= Goal =
Each line that holds the word "Senior" counts once. Give the total number of such lines and nothing else.
┌──
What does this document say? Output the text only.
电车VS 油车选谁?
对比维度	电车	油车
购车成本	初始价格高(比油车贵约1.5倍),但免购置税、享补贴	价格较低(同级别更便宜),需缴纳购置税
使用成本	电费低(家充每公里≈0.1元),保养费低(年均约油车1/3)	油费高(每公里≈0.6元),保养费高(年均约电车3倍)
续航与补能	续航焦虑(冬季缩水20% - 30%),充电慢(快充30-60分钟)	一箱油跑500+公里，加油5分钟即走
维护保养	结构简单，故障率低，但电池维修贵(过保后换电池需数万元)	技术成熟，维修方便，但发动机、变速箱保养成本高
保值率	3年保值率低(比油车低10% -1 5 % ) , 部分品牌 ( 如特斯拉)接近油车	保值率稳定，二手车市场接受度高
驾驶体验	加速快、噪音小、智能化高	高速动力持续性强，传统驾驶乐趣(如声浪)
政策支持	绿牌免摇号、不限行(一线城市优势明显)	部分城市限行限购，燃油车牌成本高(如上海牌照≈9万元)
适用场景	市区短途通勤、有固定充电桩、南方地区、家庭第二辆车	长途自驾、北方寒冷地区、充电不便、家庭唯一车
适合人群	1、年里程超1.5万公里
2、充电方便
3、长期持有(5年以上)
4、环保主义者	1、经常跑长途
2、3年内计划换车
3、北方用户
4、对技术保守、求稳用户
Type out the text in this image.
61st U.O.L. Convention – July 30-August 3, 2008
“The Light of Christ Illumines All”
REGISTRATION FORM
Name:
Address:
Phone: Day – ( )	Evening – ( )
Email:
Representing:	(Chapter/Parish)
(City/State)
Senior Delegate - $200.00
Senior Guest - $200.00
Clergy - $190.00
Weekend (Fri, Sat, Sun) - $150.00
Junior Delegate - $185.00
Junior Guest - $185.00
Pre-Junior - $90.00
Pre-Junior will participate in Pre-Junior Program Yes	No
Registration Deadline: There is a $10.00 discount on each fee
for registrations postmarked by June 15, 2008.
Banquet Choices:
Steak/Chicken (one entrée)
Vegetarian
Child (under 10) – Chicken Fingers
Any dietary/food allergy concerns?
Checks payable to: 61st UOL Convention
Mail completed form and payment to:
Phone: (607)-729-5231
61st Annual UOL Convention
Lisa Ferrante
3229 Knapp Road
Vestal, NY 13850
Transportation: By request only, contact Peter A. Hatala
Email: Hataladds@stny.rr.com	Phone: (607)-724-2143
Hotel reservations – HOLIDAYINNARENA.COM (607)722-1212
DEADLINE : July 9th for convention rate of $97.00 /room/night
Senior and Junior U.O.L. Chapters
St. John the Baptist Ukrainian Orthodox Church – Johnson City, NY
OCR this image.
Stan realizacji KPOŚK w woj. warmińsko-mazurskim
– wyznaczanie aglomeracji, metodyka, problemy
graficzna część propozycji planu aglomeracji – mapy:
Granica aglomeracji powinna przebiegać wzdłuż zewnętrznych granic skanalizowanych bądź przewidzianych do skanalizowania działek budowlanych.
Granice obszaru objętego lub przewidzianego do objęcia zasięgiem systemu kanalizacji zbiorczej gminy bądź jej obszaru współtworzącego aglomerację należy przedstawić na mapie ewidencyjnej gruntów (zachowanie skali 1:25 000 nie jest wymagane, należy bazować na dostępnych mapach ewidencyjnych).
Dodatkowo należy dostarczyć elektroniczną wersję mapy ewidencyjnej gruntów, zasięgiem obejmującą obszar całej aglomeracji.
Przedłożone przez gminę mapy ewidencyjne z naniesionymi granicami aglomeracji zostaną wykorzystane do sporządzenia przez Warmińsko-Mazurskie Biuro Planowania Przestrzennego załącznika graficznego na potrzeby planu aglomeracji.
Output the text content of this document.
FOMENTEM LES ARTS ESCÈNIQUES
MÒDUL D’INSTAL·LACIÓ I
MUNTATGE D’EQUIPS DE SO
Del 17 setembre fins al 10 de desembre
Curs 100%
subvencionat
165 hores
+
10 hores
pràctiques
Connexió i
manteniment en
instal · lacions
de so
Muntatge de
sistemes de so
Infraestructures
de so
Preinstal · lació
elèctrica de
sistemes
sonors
└──
= Response for this exercise =
3